# Given request
Output every record below exactly as it appears.
──────
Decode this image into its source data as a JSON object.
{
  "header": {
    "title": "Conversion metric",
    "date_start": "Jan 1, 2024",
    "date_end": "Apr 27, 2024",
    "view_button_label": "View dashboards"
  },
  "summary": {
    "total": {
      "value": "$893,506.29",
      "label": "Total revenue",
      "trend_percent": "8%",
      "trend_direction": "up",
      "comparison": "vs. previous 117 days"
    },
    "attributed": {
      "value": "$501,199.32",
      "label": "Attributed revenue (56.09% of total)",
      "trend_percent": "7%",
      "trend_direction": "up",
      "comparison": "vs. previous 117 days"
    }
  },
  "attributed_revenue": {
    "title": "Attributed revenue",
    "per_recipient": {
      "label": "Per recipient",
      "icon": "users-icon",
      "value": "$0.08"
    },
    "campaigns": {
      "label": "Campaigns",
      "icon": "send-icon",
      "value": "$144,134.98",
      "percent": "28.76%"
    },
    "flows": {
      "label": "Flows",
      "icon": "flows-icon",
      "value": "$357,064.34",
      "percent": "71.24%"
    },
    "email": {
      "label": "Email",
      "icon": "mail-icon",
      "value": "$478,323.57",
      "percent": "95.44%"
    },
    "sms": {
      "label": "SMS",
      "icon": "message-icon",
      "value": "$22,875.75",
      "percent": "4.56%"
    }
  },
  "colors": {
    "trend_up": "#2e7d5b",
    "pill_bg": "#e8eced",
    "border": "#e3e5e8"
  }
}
──────
# Exercise output
Decode this image into its source data as a JSON object.
{
  "header": {
    "title": "Conversion metric",
    "date_start": "Jan 1, 2024",
    "date_end": "Apr 27, 2024",
    "view_button_label": "View dashboards"
  },
  "summary": {
    "total": {
      "value": "$893,506.29",
      "label": "Total revenue",
      "trend_percent": "8%",
      "trend_direction": "up",
      "comparison": "vs. previous 117 days"
    },
    "attributed": {
      "value": "$501,199.32",
      "label": "Attributed revenue (56.09% of total)",
      "trend_percent": "7%",
      "trend_direction": "up",
      "comparison": "vs. previous 117 days"
    }
  },
  "attributed_revenue": {
    "title": "Attributed revenue",
    "per_recipient": {
      "label": "Per recipient",
      "icon": "users-icon",
      "value": "$0.08"
    },
    "campaigns": {
      "label": "Campaigns",
      "icon": "send-icon",
      "value": "$144,134.98",
      "percent": "28.76%"
    },
    "flows": {
      "label": "Flows",
      "icon": "flows-icon",
      "value": "$357,064.34",
      "percent": "71.24%"
    },
    "email": {
      "label": "Email",
      "icon": "mail-icon",
      "value": "$478,323.57",
      "percent": "95.44%"
    },
    "sms": {
      "label": "SMS",
      "icon": "message-icon",
      "value": "$22,875.75",
      "percent": "4.56%"
    }
  },
  "colors": {
    "trend_up": "#2e7d5b",
    "pill_bg": "#e8eced",
    "border": "#e3e5e8"
  }
}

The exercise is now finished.